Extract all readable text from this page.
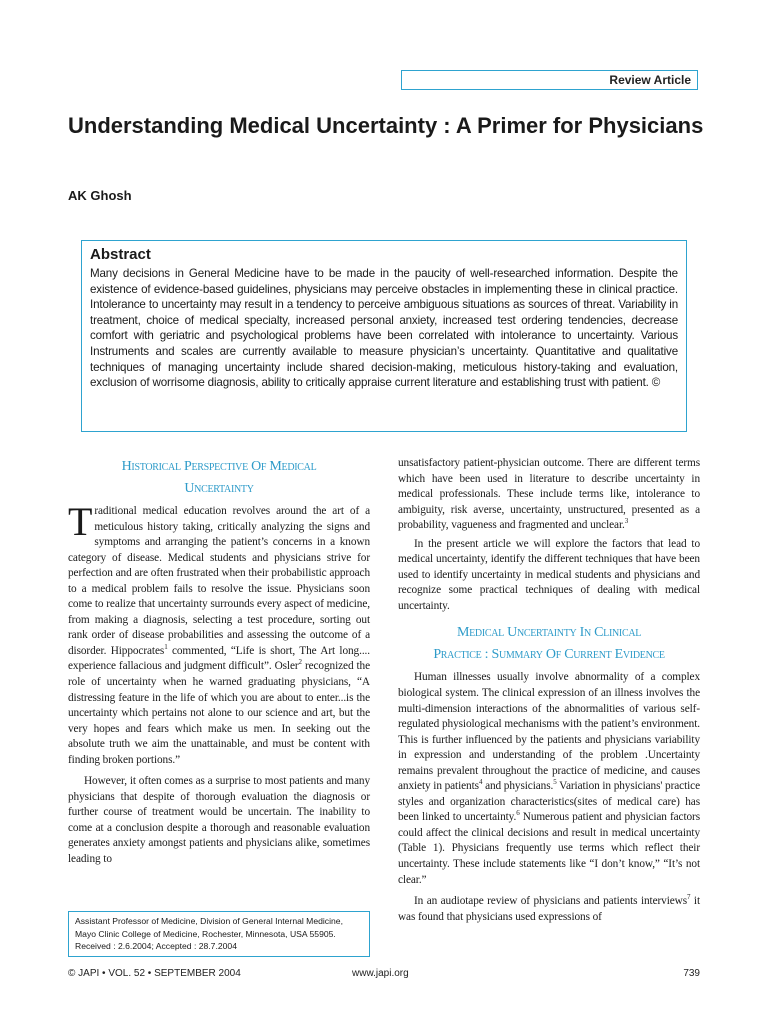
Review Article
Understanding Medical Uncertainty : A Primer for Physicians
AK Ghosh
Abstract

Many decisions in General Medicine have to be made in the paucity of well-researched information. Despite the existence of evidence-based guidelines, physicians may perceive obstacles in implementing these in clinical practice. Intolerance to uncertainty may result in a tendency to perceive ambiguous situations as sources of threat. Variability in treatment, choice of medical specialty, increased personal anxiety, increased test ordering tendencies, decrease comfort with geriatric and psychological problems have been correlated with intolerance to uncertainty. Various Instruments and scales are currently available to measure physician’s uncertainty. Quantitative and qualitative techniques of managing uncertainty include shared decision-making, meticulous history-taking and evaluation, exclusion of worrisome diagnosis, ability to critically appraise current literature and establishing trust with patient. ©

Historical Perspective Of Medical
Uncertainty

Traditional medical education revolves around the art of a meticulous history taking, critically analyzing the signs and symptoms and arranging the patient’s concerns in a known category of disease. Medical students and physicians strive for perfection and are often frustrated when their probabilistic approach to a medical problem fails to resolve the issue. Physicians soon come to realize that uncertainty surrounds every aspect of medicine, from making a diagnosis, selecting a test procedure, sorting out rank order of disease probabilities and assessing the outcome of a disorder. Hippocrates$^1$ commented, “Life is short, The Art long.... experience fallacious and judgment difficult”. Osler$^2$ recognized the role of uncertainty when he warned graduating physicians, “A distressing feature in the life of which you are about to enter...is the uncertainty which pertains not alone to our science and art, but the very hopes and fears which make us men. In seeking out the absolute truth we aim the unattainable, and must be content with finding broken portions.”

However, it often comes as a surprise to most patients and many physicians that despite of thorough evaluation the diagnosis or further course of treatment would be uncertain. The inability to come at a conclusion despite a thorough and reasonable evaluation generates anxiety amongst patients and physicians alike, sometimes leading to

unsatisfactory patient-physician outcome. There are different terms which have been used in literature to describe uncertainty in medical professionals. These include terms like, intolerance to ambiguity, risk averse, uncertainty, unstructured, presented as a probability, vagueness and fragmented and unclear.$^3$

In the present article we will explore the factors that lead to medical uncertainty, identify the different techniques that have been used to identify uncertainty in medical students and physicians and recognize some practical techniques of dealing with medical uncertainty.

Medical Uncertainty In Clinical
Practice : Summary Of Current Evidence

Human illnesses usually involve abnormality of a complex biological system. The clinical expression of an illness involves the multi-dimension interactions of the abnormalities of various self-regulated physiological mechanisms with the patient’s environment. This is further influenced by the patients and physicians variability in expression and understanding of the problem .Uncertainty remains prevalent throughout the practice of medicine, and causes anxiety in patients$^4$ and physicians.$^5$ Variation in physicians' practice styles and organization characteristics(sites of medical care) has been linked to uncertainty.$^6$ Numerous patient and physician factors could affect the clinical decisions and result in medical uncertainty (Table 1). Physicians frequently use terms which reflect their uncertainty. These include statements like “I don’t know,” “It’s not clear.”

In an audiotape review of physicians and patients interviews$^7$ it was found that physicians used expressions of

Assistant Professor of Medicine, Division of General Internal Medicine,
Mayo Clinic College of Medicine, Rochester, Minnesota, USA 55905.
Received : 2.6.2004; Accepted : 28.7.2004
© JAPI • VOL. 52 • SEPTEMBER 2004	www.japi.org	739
━━━━
If a line in the listing contains the string "different", copy it.

unsatisfactory patient-physician outcome. There are different terms which have been used in literature to describe uncertainty in medical professionals. These include terms like, intolerance to ambiguity, risk averse, uncertainty, unstructured, presented as a probability, vagueness and fragmented and unclear.$^3$
In the present article we will explore the factors that lead to medical uncertainty, identify the different techniques that have been used to identify uncertainty in medical students and physicians and recognize some practical techniques of dealing with medical uncertainty.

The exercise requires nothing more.